Task objective: Without omitting anything, return the records precisely as given.
** START Supplied material **
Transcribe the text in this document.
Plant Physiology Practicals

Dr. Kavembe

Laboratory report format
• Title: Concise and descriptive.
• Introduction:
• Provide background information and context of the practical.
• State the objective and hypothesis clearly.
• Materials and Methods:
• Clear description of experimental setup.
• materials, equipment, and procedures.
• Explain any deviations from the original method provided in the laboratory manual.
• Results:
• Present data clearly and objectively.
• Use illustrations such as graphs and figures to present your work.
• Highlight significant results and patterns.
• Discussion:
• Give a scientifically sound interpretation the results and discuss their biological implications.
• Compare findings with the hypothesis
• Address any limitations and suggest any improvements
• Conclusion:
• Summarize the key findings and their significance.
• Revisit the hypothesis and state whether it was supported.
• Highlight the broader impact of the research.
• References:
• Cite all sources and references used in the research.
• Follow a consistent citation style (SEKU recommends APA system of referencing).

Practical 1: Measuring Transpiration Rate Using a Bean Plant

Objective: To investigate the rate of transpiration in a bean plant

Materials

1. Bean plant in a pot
** END Supplied material **
Result for this task:
Transcribe the text in this document.
Plant Physiology Practicals

Dr. Kavembe

Laboratory report format
• Title: Concise and descriptive.
• Introduction:
• Provide background information and context of the practical.
• State the objective and hypothesis clearly.
• Materials and Methods:
• Clear description of experimental setup.
• materials, equipment, and procedures.
• Explain any deviations from the original method provided in the laboratory manual.
• Results:
• Present data clearly and objectively.
• Use illustrations such as graphs and figures to present your work.
• Highlight significant results and patterns.
• Discussion:
• Give a scientifically sound interpretation the results and discuss their biological implications.
• Compare findings with the hypothesis
• Address any limitations and suggest any improvements
• Conclusion:
• Summarize the key findings and their significance.
• Revisit the hypothesis and state whether it was supported.
• Highlight the broader impact of the research.
• References:
• Cite all sources and references used in the research.
• Follow a consistent citation style (SEKU recommends APA system of referencing).

Practical 1: Measuring Transpiration Rate Using a Bean Plant

Objective: To investigate the rate of transpiration in a bean plant

Materials

1. Bean plant in a pot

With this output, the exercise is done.